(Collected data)
Content starts

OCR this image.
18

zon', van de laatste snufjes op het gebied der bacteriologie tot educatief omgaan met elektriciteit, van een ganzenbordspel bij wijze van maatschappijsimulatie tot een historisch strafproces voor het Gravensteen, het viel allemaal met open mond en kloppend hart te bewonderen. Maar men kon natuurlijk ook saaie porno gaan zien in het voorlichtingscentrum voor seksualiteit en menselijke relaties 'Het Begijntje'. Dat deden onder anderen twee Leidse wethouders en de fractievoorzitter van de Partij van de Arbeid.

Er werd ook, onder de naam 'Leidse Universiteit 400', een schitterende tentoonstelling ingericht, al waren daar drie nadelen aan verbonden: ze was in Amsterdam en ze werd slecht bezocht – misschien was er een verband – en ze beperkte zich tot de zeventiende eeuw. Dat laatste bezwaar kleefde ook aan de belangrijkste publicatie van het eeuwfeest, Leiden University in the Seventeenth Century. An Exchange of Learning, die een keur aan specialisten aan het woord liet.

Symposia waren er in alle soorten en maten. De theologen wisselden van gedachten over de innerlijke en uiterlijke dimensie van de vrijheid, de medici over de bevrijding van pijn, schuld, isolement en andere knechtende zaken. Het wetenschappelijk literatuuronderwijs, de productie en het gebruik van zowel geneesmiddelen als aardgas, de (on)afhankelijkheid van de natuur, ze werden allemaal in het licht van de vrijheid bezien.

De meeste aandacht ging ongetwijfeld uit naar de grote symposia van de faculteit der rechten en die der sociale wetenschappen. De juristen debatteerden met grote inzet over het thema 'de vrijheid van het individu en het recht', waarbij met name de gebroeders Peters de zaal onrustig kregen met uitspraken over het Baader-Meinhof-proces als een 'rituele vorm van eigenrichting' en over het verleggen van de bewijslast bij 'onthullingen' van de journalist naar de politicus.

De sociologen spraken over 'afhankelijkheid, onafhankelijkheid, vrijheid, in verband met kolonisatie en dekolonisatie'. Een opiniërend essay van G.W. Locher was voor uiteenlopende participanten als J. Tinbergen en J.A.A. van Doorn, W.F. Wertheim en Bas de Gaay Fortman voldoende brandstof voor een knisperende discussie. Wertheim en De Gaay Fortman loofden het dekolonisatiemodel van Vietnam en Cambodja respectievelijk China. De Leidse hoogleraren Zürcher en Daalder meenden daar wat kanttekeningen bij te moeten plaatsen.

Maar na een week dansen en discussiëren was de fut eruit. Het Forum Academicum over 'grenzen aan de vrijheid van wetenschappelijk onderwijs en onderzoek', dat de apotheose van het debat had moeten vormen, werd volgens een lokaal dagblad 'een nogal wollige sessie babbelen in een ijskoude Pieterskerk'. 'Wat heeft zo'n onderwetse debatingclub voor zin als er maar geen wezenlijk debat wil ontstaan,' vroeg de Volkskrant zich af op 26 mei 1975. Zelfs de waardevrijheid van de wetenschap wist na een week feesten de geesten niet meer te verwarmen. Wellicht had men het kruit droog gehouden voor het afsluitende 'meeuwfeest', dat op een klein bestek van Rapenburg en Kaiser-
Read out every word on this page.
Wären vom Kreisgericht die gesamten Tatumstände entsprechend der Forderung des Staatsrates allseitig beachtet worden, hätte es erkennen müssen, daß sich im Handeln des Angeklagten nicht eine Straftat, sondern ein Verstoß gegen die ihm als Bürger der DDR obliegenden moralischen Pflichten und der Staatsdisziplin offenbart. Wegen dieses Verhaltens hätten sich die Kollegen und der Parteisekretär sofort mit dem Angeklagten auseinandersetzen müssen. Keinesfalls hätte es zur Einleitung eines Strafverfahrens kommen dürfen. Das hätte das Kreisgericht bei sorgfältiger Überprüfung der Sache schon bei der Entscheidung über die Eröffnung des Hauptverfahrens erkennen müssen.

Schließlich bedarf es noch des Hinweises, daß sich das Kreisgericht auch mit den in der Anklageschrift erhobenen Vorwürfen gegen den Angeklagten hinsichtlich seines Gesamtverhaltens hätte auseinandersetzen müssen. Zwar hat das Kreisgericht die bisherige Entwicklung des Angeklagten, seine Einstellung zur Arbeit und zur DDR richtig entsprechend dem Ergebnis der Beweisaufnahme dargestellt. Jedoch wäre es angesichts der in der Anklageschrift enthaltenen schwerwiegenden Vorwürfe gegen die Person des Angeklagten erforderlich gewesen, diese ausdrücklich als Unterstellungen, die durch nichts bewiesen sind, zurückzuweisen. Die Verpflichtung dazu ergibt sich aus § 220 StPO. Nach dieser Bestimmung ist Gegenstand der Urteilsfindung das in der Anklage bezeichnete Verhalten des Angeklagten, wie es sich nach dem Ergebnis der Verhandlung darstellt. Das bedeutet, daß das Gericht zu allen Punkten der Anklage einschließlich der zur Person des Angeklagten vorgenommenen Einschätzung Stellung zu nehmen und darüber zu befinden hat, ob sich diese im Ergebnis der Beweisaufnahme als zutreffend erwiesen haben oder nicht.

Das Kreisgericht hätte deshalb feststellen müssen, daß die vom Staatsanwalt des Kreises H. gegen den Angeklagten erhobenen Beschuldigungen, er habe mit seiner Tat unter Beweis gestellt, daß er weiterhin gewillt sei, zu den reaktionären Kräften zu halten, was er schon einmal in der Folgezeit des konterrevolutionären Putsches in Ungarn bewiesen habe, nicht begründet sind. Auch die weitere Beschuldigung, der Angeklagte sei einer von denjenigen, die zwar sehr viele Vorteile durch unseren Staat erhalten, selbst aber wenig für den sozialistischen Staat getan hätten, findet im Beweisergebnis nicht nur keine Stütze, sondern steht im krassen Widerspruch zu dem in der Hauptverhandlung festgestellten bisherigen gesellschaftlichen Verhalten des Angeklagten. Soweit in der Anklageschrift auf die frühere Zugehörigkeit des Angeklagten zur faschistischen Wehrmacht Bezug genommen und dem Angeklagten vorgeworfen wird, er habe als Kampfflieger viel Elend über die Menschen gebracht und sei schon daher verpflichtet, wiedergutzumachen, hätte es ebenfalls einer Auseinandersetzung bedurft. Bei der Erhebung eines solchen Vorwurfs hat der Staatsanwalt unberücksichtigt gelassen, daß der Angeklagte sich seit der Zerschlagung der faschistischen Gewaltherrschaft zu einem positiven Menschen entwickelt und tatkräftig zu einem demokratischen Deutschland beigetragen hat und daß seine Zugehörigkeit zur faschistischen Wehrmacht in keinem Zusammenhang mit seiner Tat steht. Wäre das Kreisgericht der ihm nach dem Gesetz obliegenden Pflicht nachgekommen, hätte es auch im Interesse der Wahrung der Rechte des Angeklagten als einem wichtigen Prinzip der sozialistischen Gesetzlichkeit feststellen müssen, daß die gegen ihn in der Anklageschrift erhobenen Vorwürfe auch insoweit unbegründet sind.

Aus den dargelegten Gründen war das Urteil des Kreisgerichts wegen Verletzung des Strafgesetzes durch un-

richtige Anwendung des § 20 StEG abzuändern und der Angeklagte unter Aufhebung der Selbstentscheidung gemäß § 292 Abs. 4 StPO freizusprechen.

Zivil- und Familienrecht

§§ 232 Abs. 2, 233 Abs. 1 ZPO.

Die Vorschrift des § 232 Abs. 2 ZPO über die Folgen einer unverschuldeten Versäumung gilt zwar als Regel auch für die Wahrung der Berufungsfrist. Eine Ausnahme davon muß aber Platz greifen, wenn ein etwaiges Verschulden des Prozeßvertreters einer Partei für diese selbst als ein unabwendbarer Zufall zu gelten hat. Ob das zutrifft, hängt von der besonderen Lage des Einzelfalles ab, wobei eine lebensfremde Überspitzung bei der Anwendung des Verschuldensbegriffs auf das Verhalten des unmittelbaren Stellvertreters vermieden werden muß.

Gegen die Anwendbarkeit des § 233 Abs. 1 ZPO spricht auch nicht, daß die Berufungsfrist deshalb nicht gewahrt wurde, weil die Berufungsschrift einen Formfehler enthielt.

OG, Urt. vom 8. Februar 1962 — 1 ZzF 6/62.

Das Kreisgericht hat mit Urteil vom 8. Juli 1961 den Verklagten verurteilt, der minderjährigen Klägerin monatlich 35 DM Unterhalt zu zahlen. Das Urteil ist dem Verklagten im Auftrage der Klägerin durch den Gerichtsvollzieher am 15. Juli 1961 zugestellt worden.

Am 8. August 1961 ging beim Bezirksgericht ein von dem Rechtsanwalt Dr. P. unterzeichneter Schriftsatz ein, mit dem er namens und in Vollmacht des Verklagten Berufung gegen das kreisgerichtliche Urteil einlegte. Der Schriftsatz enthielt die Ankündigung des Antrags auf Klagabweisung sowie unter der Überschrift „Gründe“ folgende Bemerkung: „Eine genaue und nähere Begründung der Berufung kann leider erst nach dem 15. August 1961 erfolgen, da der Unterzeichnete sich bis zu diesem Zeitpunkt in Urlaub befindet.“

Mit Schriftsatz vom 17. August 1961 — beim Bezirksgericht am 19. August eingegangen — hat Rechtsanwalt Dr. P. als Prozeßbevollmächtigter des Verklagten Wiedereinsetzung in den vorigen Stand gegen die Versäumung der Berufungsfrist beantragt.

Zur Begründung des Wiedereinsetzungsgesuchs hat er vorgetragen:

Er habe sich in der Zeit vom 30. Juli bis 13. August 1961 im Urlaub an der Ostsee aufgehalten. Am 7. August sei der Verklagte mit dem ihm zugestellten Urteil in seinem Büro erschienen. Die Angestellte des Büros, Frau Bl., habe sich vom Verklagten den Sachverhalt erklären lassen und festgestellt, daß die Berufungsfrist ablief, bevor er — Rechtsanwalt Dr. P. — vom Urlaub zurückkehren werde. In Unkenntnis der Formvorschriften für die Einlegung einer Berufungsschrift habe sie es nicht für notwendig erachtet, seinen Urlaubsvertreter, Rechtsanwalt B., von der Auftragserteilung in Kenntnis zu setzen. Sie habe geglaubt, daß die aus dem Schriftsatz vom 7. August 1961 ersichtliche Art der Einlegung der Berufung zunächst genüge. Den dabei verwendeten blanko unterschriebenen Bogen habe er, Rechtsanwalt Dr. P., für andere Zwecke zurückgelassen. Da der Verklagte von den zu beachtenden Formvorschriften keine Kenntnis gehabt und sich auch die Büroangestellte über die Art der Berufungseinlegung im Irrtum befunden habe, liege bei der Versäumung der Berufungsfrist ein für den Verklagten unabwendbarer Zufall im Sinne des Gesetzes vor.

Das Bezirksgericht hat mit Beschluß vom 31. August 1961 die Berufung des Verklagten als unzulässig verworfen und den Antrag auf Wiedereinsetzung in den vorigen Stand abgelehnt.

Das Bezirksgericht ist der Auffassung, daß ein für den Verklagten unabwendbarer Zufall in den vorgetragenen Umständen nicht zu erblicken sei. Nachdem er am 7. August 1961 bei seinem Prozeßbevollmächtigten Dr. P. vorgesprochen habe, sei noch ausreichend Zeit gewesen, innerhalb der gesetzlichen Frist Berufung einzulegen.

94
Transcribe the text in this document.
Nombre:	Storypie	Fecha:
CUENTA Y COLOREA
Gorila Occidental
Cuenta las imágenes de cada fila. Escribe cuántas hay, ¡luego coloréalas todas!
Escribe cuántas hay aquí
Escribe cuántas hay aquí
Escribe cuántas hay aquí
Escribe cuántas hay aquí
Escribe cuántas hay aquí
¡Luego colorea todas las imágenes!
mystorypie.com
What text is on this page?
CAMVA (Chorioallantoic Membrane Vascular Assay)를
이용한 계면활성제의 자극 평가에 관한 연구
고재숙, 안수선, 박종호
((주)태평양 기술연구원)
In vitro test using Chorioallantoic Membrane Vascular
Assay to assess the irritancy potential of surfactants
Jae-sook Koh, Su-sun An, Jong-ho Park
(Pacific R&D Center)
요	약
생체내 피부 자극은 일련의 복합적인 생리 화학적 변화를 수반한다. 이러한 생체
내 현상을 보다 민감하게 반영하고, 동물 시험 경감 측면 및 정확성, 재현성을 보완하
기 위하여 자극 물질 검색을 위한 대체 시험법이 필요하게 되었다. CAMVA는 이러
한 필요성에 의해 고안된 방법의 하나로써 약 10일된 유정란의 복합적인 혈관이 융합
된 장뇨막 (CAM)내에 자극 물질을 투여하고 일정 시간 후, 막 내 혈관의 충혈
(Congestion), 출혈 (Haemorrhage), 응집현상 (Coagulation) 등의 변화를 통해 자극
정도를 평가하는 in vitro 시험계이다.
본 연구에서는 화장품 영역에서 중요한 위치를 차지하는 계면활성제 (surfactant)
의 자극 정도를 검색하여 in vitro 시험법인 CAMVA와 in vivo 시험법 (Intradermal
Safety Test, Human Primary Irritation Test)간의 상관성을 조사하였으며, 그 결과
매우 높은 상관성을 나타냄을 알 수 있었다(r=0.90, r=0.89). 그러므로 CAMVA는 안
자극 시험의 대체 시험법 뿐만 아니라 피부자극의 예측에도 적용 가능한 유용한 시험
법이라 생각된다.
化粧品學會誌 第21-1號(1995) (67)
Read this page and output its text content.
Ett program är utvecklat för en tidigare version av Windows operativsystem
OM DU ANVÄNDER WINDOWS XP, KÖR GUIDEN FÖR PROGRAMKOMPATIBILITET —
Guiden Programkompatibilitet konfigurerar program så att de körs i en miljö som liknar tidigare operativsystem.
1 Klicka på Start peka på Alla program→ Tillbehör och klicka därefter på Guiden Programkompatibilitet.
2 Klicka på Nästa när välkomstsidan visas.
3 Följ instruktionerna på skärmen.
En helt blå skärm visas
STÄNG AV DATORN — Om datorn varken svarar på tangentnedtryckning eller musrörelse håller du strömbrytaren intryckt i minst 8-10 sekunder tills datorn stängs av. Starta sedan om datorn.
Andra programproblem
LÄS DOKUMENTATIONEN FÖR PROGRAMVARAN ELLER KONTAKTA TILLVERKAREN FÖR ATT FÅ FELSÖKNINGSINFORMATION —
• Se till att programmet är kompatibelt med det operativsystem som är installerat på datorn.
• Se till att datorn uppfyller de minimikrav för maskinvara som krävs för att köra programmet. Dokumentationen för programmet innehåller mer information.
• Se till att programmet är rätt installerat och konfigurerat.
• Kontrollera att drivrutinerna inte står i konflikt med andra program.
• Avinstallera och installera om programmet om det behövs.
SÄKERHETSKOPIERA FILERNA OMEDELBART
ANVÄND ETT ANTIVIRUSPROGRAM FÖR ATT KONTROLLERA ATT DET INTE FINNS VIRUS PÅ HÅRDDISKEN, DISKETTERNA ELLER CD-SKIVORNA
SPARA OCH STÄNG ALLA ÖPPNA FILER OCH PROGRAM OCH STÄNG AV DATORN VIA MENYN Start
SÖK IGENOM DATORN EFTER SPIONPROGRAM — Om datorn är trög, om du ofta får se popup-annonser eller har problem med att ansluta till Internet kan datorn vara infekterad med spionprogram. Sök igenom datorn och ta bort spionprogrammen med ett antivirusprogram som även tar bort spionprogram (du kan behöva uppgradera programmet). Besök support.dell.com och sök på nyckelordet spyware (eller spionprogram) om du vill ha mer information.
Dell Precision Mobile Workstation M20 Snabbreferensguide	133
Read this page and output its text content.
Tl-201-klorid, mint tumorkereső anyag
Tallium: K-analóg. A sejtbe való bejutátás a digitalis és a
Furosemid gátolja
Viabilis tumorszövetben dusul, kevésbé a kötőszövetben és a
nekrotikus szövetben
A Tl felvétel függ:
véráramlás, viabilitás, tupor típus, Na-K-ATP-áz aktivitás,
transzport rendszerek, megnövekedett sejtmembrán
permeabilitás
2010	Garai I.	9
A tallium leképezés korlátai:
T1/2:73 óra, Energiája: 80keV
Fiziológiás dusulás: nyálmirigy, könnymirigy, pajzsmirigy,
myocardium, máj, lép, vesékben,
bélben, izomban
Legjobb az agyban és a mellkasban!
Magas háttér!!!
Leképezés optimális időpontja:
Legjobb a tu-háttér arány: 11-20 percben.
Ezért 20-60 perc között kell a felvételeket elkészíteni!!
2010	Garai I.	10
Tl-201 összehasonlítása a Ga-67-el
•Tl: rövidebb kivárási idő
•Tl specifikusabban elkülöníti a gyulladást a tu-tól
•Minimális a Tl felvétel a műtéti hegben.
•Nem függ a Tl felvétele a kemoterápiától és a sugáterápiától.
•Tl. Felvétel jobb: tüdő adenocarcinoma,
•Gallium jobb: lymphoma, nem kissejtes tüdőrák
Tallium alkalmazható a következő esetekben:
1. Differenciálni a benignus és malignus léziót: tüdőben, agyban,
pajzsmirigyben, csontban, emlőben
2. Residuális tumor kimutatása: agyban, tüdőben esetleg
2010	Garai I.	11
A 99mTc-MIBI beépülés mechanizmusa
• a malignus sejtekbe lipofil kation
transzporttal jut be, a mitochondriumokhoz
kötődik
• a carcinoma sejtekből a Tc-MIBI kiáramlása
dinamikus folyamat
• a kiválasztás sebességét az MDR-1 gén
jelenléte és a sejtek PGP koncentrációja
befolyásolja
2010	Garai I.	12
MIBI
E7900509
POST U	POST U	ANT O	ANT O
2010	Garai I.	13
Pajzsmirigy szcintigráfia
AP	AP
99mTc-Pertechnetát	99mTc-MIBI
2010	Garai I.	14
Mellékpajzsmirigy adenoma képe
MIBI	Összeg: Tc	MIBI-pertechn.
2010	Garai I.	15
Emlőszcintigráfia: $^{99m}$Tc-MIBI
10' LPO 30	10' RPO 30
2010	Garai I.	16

Content ends

● **REQUIRED ACTION**
If a line contains the word "MIBI", it counts; say how many such lines there are in the data above, and nothing else.

● **TASK ANSWER**
6